Comb the records below for the string "boîte" and copy each line where it turns up.

--- Begin LISTED ENTRIES ---

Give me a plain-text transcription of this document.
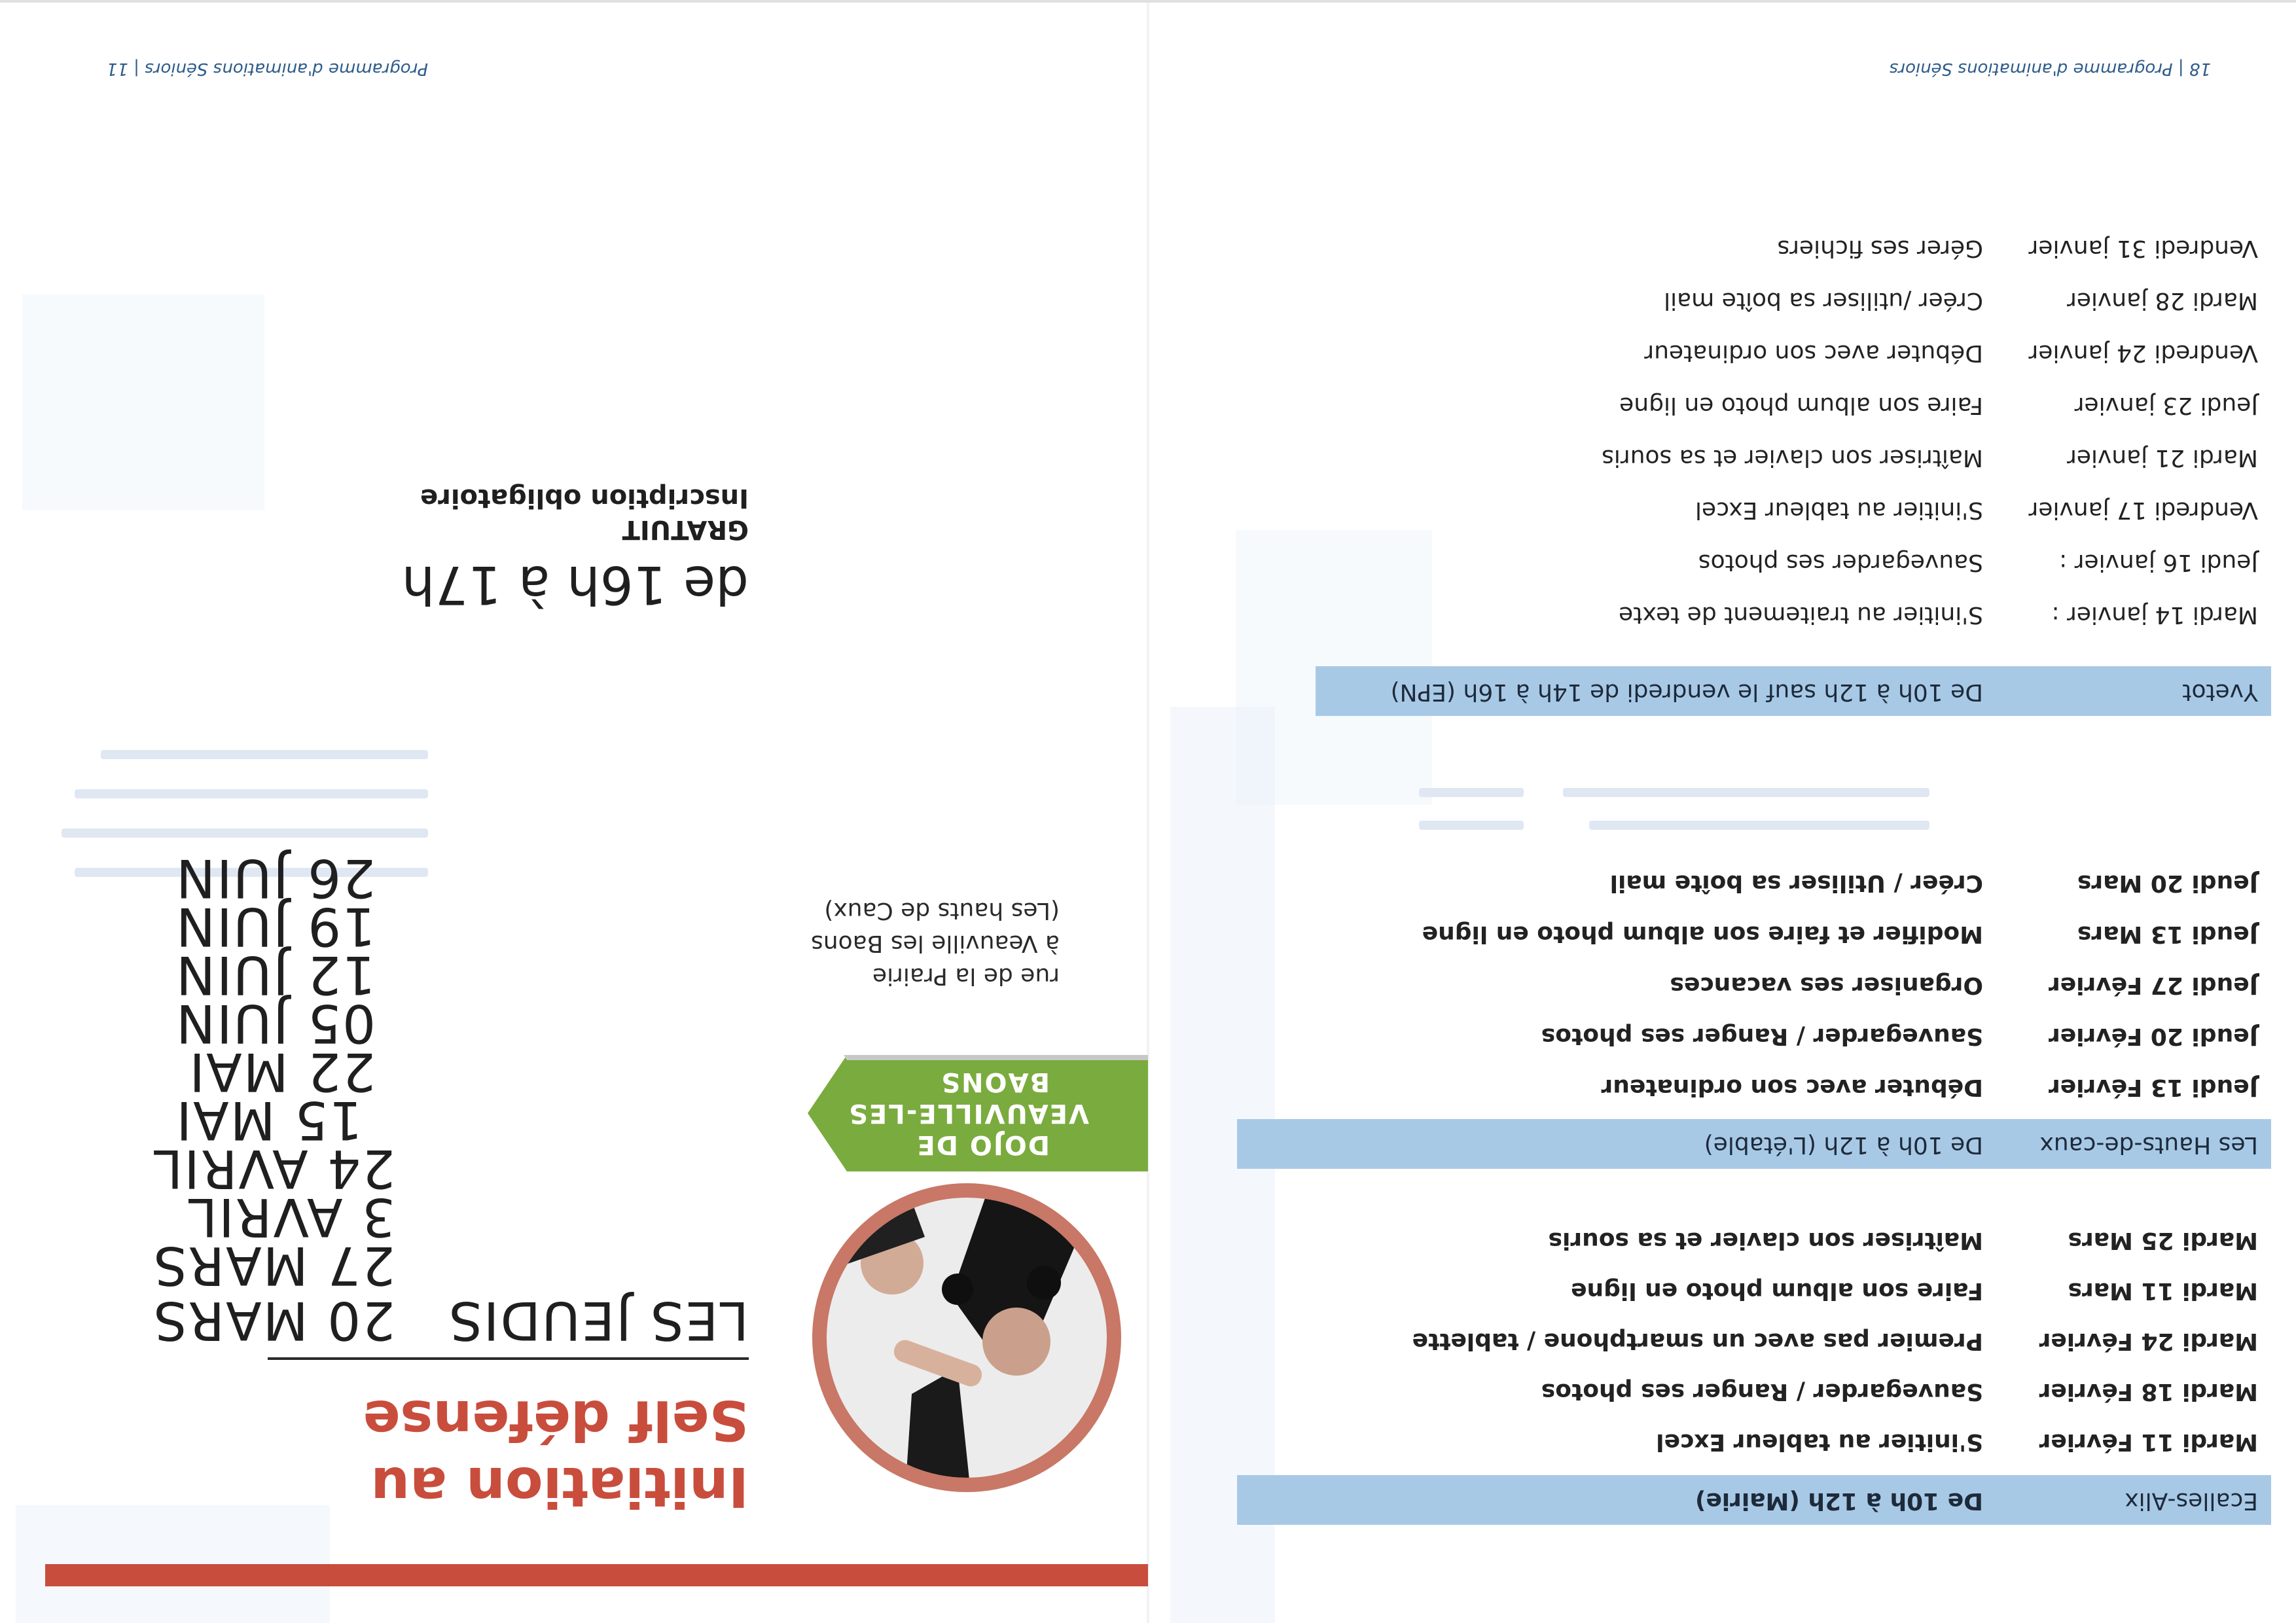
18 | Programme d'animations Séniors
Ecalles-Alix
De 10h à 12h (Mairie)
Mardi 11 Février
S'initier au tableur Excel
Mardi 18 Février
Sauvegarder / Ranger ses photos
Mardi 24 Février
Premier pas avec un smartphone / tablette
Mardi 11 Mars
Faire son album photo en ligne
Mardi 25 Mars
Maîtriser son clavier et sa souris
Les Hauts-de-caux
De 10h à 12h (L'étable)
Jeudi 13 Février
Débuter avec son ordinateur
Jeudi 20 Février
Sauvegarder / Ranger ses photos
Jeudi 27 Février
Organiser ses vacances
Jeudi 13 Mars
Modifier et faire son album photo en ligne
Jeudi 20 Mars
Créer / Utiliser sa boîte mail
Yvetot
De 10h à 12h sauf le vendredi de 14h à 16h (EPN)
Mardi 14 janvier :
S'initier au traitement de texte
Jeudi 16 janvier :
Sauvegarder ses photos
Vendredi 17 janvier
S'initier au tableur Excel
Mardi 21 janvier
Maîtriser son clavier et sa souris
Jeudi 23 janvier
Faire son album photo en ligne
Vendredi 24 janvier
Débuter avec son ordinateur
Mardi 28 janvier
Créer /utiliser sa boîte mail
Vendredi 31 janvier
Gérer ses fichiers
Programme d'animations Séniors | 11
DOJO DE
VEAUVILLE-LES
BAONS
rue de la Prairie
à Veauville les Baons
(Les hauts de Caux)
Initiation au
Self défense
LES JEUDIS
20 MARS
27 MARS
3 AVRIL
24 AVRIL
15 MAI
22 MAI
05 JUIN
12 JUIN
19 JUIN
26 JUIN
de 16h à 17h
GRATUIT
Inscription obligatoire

--- End LISTED ENTRIES ---
--- Begin LISTED ENTRIES ---

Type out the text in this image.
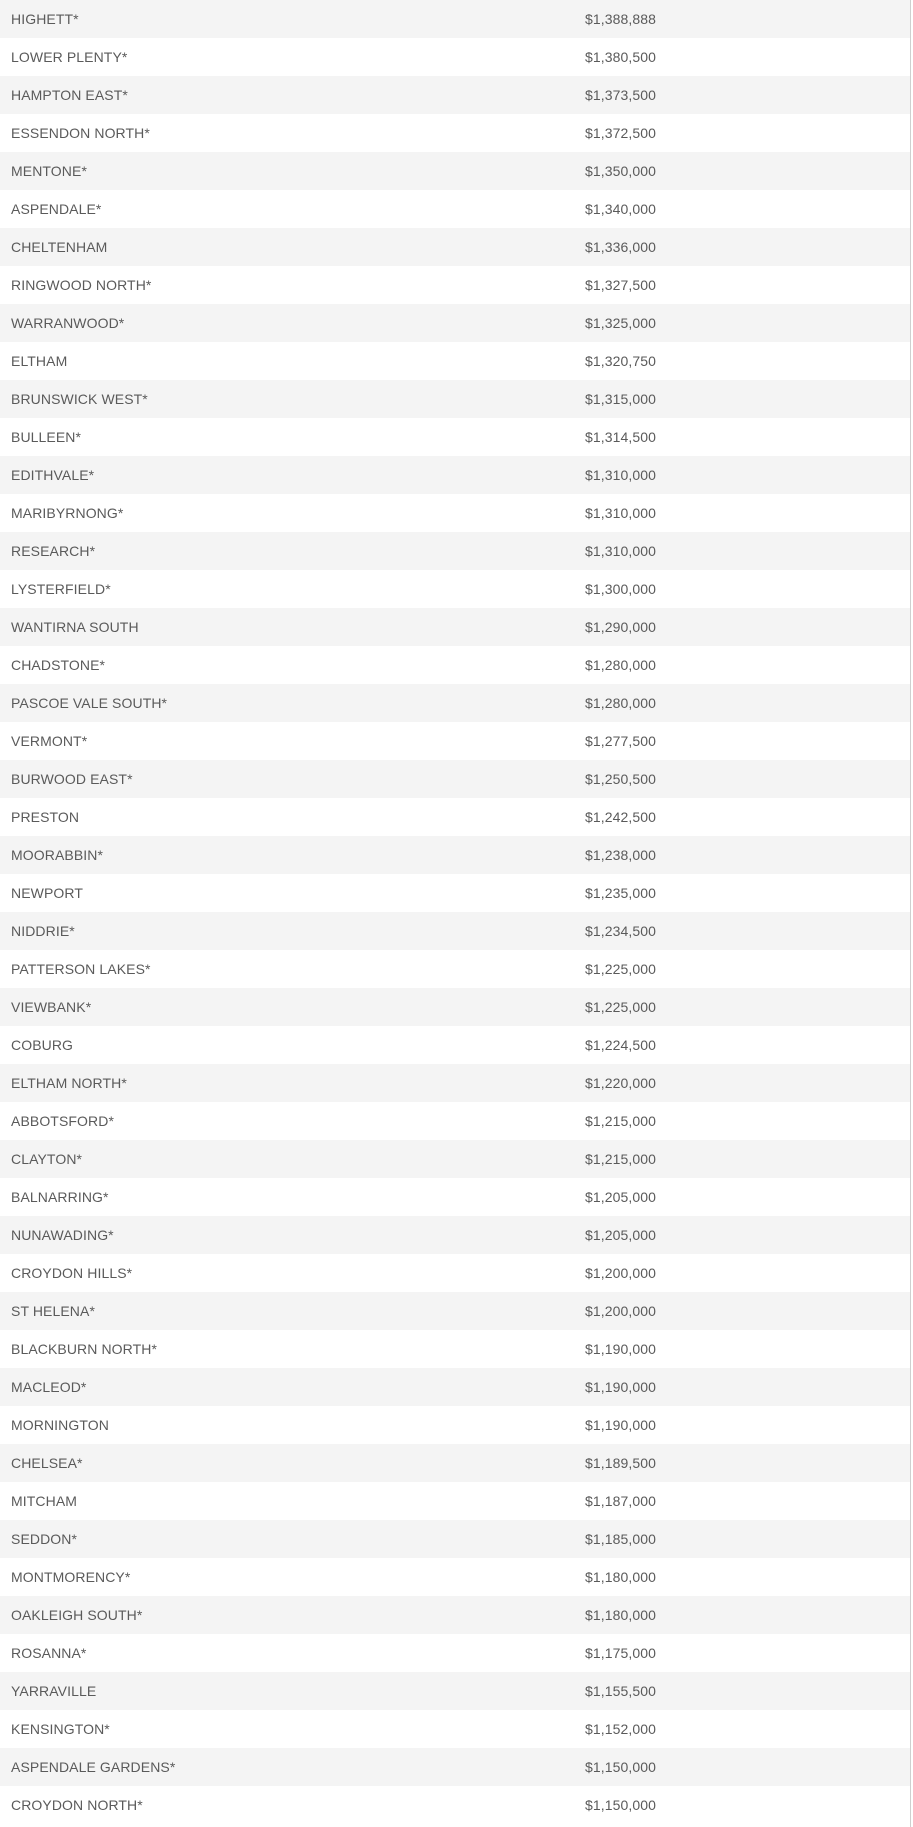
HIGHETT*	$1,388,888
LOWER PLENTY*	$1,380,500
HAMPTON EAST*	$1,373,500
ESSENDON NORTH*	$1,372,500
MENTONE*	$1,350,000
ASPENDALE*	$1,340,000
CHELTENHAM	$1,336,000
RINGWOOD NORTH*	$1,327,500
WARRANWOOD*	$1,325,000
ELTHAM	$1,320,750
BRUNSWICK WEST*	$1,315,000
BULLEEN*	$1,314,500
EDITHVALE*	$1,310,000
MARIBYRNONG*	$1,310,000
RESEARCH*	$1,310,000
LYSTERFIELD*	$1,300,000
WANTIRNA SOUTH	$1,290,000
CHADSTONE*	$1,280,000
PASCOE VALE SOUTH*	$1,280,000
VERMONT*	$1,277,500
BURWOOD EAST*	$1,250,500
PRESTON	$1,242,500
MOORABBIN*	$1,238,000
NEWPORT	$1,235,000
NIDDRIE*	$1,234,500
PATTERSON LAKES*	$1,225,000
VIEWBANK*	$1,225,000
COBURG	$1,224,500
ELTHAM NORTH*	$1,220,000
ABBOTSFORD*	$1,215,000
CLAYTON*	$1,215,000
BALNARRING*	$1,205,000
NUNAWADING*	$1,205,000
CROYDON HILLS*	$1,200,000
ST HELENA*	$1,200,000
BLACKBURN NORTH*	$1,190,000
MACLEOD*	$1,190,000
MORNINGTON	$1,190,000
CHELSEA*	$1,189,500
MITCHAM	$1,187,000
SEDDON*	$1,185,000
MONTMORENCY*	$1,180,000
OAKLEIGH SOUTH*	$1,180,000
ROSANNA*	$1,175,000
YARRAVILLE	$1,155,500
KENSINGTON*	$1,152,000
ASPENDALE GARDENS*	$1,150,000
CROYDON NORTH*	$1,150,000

--- End LISTED ENTRIES ---

▸ **SOLUTION**
Créer / Utiliser sa boîte mail
Créer /utiliser sa boîte mail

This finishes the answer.